begin Provided records

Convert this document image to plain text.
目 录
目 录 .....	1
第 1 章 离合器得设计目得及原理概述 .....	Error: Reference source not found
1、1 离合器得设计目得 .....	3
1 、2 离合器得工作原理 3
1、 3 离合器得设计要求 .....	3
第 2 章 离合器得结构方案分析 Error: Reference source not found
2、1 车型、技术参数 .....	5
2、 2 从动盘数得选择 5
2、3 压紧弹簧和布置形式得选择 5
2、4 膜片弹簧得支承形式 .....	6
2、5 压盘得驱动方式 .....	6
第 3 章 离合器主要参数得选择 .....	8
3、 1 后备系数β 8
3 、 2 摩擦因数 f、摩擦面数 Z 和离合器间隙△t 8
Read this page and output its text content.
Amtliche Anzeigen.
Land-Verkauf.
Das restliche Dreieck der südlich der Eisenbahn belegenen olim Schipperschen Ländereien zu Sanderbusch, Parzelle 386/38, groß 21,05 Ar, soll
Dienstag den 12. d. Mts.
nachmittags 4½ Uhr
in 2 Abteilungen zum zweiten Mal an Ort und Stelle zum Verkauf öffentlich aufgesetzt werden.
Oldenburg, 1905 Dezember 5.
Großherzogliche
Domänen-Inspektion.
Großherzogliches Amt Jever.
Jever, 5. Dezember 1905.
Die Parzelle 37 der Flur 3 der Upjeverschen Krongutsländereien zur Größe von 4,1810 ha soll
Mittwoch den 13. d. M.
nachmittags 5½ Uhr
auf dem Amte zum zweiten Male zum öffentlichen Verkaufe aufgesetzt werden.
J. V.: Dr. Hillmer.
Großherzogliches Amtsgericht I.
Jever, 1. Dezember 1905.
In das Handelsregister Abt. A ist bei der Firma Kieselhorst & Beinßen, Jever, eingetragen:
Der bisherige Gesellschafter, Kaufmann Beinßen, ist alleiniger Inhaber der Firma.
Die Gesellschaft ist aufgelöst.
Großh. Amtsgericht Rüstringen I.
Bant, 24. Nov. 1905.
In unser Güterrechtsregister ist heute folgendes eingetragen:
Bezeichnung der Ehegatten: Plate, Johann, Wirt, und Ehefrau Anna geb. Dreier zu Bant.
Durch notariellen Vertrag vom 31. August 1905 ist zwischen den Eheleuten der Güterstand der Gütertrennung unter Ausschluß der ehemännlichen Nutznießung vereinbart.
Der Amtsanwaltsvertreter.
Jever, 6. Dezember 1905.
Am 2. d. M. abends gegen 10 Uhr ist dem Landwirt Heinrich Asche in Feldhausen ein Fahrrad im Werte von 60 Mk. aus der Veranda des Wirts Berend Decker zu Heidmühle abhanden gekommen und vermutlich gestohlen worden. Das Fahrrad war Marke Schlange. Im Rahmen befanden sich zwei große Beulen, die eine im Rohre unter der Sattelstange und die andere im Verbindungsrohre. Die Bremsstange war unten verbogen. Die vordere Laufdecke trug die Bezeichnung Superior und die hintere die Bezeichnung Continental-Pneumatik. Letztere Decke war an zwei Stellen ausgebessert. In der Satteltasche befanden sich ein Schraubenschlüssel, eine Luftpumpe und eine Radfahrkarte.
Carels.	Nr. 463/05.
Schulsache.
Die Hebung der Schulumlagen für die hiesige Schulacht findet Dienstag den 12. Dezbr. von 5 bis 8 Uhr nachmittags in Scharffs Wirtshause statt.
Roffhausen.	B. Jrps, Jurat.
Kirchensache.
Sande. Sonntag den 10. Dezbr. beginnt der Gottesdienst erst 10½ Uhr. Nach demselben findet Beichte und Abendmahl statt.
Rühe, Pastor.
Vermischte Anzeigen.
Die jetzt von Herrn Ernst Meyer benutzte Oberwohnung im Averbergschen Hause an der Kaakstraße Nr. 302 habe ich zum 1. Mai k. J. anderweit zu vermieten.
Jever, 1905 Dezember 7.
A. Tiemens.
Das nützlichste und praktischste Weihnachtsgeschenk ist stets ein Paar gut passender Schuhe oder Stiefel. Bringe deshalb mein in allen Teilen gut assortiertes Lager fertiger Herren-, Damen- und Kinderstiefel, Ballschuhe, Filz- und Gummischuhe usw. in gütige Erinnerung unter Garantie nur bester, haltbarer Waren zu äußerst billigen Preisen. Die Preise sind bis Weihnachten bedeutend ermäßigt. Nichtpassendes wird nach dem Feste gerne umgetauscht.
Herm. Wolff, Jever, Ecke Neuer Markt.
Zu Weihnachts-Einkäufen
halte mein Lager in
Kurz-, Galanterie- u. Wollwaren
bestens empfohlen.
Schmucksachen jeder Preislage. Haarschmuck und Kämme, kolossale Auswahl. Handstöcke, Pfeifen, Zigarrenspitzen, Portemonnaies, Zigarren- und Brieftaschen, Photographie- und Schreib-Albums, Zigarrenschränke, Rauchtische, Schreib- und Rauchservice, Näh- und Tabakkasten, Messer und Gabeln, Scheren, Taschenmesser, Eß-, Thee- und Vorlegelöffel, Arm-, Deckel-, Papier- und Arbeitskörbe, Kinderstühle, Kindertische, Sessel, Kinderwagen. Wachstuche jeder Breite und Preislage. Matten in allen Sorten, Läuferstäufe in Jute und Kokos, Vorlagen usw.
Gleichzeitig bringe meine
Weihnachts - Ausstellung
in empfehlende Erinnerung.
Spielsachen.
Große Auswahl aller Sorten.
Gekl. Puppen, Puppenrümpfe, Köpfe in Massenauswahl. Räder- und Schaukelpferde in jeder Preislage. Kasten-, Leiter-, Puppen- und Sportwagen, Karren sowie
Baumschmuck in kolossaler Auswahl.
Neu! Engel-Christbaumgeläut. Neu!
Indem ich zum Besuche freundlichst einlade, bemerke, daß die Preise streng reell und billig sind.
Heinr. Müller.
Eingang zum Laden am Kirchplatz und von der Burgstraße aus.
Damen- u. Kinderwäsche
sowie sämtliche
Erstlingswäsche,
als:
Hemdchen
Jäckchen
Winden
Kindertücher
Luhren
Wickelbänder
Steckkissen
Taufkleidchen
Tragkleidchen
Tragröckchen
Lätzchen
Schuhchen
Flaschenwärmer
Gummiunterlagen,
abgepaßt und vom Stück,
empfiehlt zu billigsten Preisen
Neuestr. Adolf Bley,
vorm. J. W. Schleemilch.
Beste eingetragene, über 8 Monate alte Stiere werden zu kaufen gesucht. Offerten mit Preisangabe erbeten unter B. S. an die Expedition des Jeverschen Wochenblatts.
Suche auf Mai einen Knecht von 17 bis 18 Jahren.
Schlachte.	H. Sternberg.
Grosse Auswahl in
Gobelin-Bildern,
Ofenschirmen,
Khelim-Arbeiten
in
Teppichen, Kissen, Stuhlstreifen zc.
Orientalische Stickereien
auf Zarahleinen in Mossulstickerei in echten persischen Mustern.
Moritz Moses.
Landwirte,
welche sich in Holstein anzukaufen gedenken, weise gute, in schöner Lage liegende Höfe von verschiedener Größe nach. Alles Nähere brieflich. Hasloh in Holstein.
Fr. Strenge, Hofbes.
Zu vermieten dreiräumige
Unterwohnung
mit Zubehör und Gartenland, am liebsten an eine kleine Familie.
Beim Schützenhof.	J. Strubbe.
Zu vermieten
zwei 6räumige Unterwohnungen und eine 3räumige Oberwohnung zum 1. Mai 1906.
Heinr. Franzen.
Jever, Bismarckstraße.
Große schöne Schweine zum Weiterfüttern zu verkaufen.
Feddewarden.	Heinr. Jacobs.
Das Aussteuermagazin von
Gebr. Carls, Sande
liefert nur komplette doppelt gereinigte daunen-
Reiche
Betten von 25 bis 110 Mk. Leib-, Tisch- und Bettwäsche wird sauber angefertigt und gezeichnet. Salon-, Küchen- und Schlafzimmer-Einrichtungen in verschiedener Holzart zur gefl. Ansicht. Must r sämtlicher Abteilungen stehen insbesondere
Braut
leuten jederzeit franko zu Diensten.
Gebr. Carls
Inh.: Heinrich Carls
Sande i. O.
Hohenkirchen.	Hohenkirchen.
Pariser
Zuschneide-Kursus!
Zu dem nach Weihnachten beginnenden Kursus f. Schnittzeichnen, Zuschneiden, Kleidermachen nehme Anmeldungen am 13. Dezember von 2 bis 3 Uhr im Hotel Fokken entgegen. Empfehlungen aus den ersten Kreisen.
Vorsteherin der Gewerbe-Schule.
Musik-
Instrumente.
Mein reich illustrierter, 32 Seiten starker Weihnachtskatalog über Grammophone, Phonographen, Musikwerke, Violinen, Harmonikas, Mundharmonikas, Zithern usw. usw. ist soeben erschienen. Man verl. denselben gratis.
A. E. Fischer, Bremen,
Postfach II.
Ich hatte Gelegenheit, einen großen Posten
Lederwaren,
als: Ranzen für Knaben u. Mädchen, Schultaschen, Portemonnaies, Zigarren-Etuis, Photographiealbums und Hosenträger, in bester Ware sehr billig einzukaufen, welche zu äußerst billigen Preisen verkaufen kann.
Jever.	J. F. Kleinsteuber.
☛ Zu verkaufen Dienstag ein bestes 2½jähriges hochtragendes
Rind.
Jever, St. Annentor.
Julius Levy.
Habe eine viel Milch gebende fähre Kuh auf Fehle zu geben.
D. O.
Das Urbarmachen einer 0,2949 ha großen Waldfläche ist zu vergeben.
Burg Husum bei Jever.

end Provided records

## Set exercise
From the entries above, copy out every line where the string "äußerst" appears.

## Task result
Das nützlichste und praktischste Weihnachtsgeschenk ist stets ein Paar gut passender Schuhe oder Stiefel. Bringe deshalb mein in allen Teilen gut assortiertes Lager fertiger Herren-, Damen- und Kinderstiefel, Ballschuhe, Filz- und Gummischuhe usw. in gütige Erinnerung unter Garantie nur bester, haltbarer Waren zu äußerst billigen Preisen. Die Preise sind bis Weihnachten bedeutend ermäßigt. Nichtpassendes wird nach dem Feste gerne umgetauscht.
als: Ranzen für Knaben u. Mädchen, Schultaschen, Portemonnaies, Zigarren-Etuis, Photographiealbums und Hosenträger, in bester Ware sehr billig einzukaufen, welche zu äußerst billigen Preisen verkaufen kann.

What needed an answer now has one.